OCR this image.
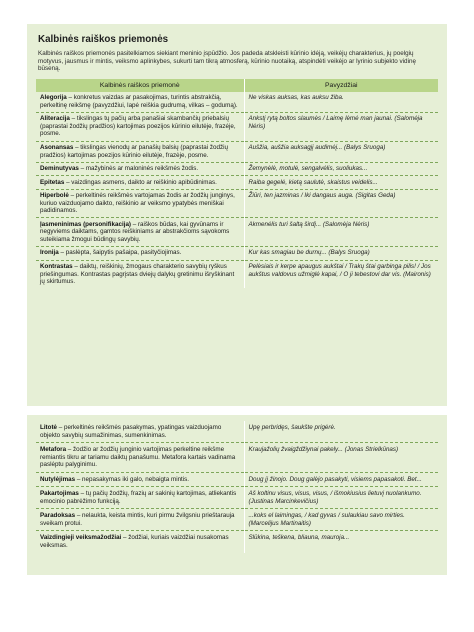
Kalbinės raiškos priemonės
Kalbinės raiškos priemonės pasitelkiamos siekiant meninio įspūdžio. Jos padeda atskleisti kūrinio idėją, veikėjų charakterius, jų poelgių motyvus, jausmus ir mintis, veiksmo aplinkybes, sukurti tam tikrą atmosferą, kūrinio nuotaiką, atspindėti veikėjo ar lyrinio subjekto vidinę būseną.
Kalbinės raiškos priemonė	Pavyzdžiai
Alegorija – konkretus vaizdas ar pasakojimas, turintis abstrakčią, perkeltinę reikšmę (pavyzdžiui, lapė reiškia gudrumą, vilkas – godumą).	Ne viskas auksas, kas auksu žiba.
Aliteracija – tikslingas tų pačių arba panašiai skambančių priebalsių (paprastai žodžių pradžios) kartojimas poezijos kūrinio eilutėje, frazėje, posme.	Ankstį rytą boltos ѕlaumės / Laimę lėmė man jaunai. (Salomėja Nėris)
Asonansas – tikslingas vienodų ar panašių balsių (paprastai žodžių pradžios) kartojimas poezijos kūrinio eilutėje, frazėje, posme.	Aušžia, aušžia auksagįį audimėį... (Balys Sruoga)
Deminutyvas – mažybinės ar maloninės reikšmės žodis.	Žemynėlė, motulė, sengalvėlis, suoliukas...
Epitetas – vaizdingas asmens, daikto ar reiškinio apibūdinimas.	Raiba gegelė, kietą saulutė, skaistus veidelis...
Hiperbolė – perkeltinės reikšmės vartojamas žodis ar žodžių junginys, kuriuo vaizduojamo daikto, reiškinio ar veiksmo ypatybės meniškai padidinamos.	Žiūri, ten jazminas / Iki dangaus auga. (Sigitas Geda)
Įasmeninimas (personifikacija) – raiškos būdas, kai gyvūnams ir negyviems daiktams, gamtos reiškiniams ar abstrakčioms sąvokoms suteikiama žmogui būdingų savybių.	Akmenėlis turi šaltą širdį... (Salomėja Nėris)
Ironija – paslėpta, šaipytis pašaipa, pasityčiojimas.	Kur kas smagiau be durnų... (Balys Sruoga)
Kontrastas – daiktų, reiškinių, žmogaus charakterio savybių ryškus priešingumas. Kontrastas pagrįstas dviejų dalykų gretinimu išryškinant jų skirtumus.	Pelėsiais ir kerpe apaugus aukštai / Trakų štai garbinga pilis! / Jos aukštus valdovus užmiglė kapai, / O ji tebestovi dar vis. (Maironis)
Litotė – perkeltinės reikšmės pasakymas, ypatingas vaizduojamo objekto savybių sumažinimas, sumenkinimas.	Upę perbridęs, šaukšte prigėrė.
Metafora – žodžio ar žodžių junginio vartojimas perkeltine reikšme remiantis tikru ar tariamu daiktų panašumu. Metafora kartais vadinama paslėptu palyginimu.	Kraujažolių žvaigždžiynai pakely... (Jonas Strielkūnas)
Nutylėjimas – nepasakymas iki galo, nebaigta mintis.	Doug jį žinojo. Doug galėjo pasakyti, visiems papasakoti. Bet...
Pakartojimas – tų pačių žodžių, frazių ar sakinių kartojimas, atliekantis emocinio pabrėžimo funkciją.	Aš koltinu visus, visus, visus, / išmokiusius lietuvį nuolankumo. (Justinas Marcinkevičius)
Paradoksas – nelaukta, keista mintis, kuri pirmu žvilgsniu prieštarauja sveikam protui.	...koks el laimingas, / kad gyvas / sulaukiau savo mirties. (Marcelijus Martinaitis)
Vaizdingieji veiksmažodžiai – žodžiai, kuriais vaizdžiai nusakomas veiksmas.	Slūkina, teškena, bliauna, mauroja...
==
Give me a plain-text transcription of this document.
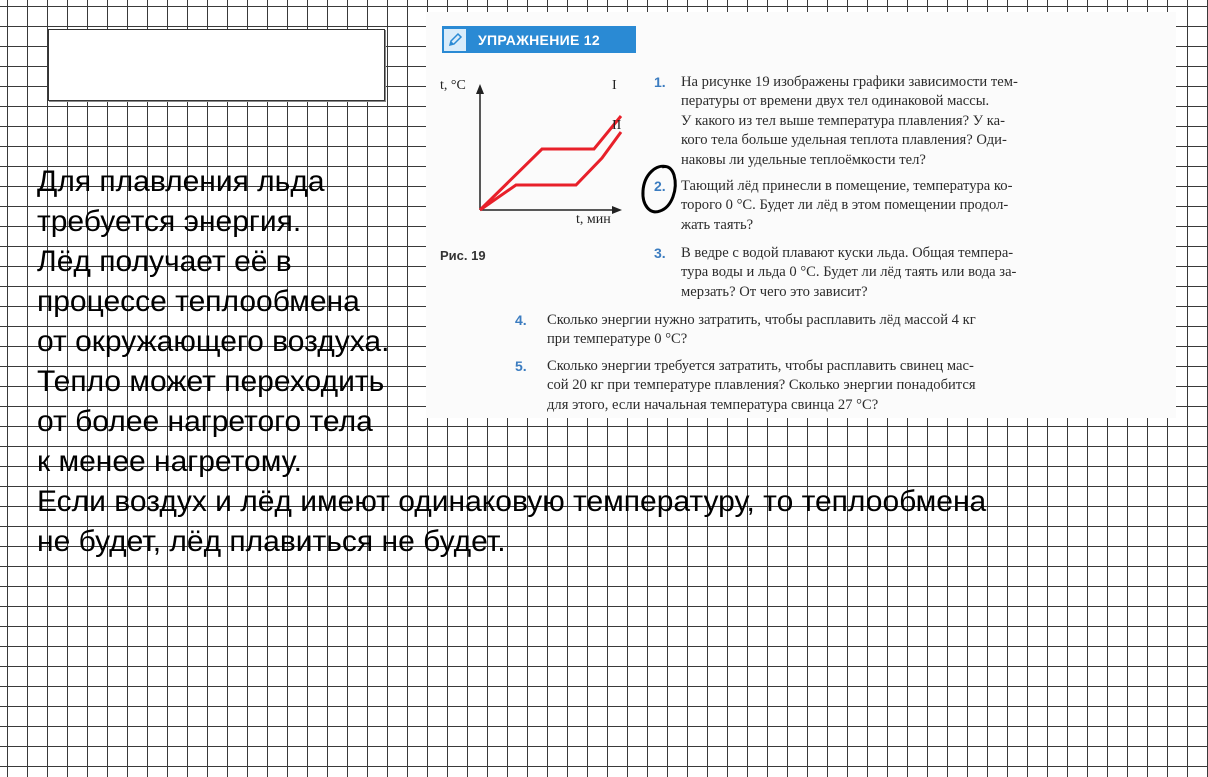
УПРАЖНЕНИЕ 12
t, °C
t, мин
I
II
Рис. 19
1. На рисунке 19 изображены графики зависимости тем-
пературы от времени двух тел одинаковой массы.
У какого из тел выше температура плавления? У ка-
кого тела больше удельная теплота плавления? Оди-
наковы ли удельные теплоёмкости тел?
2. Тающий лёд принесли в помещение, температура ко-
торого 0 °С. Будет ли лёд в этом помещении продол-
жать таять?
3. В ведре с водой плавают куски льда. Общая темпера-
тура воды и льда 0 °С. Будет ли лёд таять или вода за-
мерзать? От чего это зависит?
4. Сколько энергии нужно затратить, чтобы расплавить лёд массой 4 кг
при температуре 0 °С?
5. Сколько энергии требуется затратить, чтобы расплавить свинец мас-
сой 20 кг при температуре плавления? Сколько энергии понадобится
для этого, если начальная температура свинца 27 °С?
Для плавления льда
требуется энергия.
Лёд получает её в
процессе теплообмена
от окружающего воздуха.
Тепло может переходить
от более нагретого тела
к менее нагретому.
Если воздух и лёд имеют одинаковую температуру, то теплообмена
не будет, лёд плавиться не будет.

- [Objective] Determine how many lines include the word "this" and report that number by itself.

- [The response] 2